* BRIEF:
Locate the line that contains "Read this page and output its text content.". Print it and every subsequent line through the final line of the records, exactly and only those.

━━━ STORED RECORDS ━━━

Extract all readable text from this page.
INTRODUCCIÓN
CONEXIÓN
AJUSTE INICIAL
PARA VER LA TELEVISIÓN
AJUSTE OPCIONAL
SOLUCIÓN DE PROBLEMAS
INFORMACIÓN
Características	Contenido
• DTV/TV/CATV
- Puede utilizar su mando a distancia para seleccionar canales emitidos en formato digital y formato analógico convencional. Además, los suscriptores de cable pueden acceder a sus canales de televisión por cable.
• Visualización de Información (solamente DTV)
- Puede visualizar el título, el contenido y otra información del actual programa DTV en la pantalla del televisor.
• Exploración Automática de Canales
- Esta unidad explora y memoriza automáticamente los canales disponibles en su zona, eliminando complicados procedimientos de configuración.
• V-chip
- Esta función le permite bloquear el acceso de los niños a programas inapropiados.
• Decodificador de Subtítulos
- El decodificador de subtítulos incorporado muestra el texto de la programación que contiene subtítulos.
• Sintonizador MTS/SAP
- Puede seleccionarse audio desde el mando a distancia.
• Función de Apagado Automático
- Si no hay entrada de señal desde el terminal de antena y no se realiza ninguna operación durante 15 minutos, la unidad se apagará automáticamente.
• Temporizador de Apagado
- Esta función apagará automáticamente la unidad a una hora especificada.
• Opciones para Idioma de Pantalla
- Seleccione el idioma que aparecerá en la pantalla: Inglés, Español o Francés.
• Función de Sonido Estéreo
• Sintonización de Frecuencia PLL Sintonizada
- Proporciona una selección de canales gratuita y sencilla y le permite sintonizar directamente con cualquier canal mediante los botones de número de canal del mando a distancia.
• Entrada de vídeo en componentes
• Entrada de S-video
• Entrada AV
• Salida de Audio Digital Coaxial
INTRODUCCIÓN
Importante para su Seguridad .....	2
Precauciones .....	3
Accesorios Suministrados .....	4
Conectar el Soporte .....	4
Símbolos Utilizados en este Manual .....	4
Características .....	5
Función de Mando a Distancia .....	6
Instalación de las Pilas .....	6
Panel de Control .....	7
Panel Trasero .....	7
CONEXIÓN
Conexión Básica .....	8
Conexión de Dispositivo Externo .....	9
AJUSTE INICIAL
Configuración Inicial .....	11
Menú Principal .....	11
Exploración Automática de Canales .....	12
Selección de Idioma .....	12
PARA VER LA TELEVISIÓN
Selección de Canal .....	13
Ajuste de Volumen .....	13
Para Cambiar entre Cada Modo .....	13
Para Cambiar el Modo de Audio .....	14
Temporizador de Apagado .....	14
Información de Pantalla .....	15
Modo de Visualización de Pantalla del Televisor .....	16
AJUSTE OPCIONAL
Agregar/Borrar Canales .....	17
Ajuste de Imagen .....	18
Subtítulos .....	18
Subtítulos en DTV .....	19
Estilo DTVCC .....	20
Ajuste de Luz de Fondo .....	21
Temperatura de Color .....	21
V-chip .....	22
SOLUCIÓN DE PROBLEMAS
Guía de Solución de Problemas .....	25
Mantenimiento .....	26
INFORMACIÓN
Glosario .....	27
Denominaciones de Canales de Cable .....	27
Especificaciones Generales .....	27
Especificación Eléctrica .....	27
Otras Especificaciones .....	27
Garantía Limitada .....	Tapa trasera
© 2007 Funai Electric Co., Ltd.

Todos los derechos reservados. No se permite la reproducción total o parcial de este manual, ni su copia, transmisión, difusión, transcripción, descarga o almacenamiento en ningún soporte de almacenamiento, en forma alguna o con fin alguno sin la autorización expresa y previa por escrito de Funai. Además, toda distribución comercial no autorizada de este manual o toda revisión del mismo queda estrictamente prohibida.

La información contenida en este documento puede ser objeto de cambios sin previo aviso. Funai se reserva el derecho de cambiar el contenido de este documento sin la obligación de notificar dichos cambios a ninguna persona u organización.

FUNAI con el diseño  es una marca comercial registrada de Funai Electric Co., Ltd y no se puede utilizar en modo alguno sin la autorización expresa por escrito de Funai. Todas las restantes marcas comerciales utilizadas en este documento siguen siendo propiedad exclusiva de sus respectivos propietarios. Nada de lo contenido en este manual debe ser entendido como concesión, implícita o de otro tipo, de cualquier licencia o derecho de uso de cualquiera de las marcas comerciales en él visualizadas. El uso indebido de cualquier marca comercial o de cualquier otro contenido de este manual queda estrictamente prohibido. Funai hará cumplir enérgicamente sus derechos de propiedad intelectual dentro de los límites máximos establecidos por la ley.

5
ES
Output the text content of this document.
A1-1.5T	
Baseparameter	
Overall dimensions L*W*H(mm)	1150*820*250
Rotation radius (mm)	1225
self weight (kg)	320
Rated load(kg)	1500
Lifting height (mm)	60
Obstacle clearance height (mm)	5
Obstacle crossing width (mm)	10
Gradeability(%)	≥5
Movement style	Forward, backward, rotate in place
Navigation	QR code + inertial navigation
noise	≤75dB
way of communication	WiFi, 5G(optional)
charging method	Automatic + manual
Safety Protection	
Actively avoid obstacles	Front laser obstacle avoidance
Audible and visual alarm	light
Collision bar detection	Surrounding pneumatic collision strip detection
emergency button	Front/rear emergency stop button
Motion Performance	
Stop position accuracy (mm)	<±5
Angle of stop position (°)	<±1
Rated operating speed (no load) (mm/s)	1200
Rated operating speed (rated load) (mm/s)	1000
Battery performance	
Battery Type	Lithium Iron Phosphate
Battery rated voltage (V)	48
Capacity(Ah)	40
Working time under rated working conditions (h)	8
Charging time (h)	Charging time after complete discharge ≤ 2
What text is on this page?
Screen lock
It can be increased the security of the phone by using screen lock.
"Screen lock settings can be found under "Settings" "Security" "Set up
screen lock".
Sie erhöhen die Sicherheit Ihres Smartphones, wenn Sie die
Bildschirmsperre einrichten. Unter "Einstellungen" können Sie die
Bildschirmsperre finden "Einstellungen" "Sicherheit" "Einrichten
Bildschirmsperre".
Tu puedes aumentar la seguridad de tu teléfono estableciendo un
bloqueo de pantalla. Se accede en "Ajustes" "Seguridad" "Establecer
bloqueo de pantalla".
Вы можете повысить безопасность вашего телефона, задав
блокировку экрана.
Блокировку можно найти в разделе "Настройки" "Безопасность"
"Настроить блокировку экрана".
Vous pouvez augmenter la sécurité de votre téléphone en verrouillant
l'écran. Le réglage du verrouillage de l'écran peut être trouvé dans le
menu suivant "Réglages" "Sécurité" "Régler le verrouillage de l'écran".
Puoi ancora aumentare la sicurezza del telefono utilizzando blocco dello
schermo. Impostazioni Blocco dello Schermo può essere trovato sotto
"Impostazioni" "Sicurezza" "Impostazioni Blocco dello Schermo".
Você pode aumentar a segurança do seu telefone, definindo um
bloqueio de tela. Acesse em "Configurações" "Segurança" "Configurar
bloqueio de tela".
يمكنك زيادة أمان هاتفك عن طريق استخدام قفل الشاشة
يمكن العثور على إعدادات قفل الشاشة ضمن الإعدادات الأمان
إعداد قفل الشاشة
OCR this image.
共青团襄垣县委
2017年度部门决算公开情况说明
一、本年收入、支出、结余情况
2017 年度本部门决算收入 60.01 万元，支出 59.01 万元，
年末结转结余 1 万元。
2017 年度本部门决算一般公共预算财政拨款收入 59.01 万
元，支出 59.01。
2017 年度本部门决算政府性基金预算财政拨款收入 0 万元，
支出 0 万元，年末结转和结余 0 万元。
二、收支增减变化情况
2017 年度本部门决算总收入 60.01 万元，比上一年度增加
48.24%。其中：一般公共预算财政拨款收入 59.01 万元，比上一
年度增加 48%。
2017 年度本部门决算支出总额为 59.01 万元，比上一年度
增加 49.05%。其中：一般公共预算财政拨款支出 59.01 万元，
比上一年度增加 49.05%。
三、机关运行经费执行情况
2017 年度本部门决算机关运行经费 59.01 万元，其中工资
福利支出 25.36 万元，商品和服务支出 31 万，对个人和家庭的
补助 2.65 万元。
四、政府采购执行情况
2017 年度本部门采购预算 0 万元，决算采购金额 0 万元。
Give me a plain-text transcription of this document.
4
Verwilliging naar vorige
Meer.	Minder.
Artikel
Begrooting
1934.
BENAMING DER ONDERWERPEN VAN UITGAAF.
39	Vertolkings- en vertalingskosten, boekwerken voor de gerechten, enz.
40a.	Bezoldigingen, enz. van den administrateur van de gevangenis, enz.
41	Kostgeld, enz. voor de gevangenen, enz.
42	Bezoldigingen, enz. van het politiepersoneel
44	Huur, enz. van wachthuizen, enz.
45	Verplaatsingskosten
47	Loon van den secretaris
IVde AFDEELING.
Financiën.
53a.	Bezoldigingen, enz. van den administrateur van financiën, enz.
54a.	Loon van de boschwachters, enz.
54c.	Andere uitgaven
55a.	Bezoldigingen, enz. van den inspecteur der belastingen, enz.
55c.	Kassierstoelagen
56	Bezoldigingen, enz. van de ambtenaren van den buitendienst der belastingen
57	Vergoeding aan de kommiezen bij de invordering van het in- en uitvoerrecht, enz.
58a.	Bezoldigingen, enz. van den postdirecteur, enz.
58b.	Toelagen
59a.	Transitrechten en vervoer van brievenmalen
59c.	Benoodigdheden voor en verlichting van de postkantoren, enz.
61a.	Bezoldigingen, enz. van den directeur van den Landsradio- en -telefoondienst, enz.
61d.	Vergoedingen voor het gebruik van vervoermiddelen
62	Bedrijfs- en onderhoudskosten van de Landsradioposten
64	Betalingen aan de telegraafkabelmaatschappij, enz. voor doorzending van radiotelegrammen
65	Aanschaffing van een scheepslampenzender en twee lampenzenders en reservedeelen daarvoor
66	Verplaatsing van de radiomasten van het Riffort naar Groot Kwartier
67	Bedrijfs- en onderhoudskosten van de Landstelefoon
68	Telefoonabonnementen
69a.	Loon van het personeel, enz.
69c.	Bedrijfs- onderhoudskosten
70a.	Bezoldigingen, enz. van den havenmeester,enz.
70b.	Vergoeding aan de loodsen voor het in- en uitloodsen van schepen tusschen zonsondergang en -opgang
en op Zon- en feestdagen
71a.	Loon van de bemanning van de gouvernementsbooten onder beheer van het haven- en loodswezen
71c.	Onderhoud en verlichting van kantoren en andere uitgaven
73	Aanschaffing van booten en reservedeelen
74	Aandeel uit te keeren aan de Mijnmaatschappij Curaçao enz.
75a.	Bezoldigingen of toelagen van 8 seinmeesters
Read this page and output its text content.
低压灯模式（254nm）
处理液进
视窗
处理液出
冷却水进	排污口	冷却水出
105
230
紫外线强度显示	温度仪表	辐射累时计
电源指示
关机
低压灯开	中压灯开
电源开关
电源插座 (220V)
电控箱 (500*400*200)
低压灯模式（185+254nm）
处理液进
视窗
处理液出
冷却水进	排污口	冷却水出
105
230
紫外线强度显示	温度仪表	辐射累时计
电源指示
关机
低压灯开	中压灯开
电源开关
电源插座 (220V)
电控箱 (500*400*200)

━━━

* OUTPUT BELOW:
Read this page and output its text content.
低压灯模式（254nm）
处理液进
视窗
处理液出
冷却水进	排污口	冷却水出
105
230
紫外线强度显示	温度仪表	辐射累时计
电源指示
关机
低压灯开	中压灯开
电源开关
电源插座 (220V)
电控箱 (500*400*200)
低压灯模式（185+254nm）
处理液进
视窗
处理液出
冷却水进	排污口	冷却水出
105
230
紫外线强度显示	温度仪表	辐射累时计
电源指示
关机
低压灯开	中压灯开
电源开关
电源插座 (220V)
电控箱 (500*400*200)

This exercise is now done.